- [THE REQUEST] Check each line of the records below and collect those that include the word "Default".

- [AVAILABLE RECORDS]
☆ ☆ ☆ ☆ ☆
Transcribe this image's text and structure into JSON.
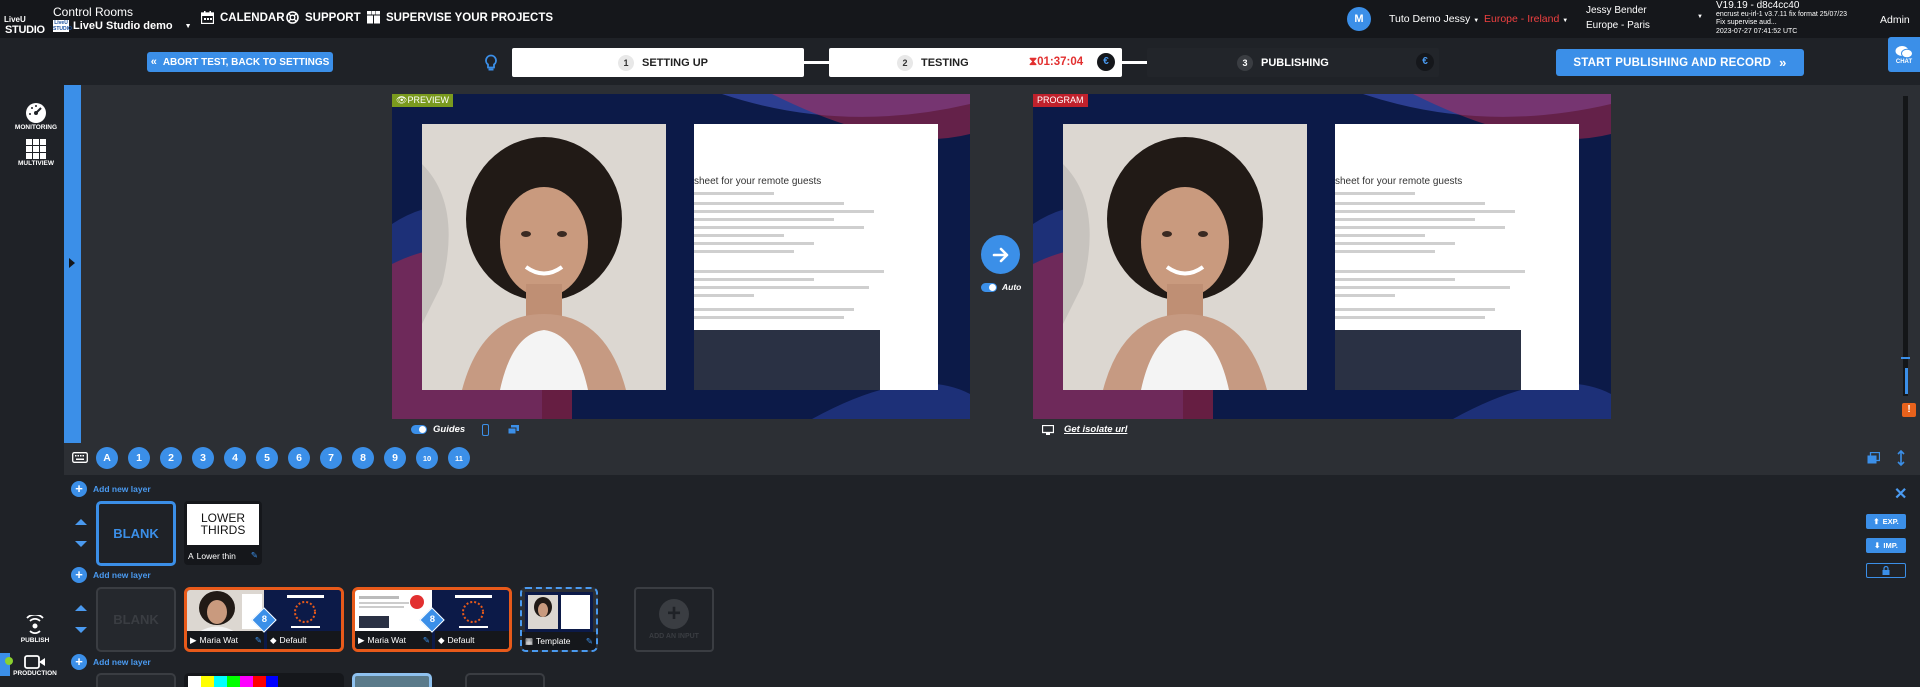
{
  "topbar": {
    "logo_top": "LiveU",
    "logo_bottom": "STUDIO",
    "room_title": "Control Rooms",
    "room_name": "LiveU Studio demo",
    "room_badge_top": "LiveU",
    "room_badge_bottom": "STUDIO",
    "nav": {
      "calendar": "CALENDAR",
      "support": "SUPPORT",
      "supervise": "SUPERVISE YOUR PROJECTS"
    },
    "avatar_initial": "M",
    "account": "Tuto Demo Jessy",
    "region": "Europe - Ireland",
    "user_name": "Jessy Bender",
    "user_location": "Europe - Paris",
    "version": "V19.19 - d8c4cc40",
    "version_line2": "encrust eu-irl-1 v3.7.11 fix format 25/07/23",
    "version_line3": "Fix supervise aud...",
    "version_line4": "2023-07-27 07:41:52 UTC",
    "role": "Admin"
  },
  "steps": {
    "abort_label": "ABORT TEST, BACK TO SETTINGS",
    "items": [
      {
        "num": "1",
        "label": "SETTING UP"
      },
      {
        "num": "2",
        "label": "TESTING"
      },
      {
        "num": "3",
        "label": "PUBLISHING"
      }
    ],
    "timer": "01:37:04",
    "currency_symbol": "€",
    "start_label": "START PUBLISHING AND RECORD",
    "chat_label": "CHAT"
  },
  "rail": {
    "monitoring": "MONITORING",
    "multiview": "MULTIVIEW",
    "publish": "PUBLISH",
    "production": "PRODUCTION"
  },
  "monitors": {
    "preview_label": "PREVIEW",
    "program_label": "PROGRAM",
    "doc_title": "sheet for your remote guests",
    "guides_label": "Guides",
    "isolate_label": "Get isolate url",
    "auto_label": "Auto"
  },
  "scenes": [
    "A",
    "1",
    "2",
    "3",
    "4",
    "5",
    "6",
    "7",
    "8",
    "9",
    "10",
    "11"
  ],
  "layers": {
    "add_label": "Add new layer",
    "blank_label": "BLANK",
    "lower_thirds_title": "LOWER THIRDS",
    "lower_thirds_name": "Lower thin",
    "input_a_name": "Maria Wat",
    "input_a_layout": "Default",
    "input_b_name": "Maria Wat",
    "input_b_layout": "Default",
    "badge_num": "8",
    "template_name": "Template",
    "add_input_label": "ADD AN INPUT"
  },
  "side_tools": {
    "exp_label": "EXP.",
    "imp_label": "IMP."
  },
  "colors": {
    "accent": "#3b8fe8",
    "live_orange": "#e85a1a",
    "timer_red": "#e23030",
    "preview_green": "#7a9a1e",
    "program_red": "#c0212c"
  }
}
☆ ☆ ☆ ☆ ☆
- [IN RESPONSE]
    "input_a_layout": "Default",
    "input_b_layout": "Default",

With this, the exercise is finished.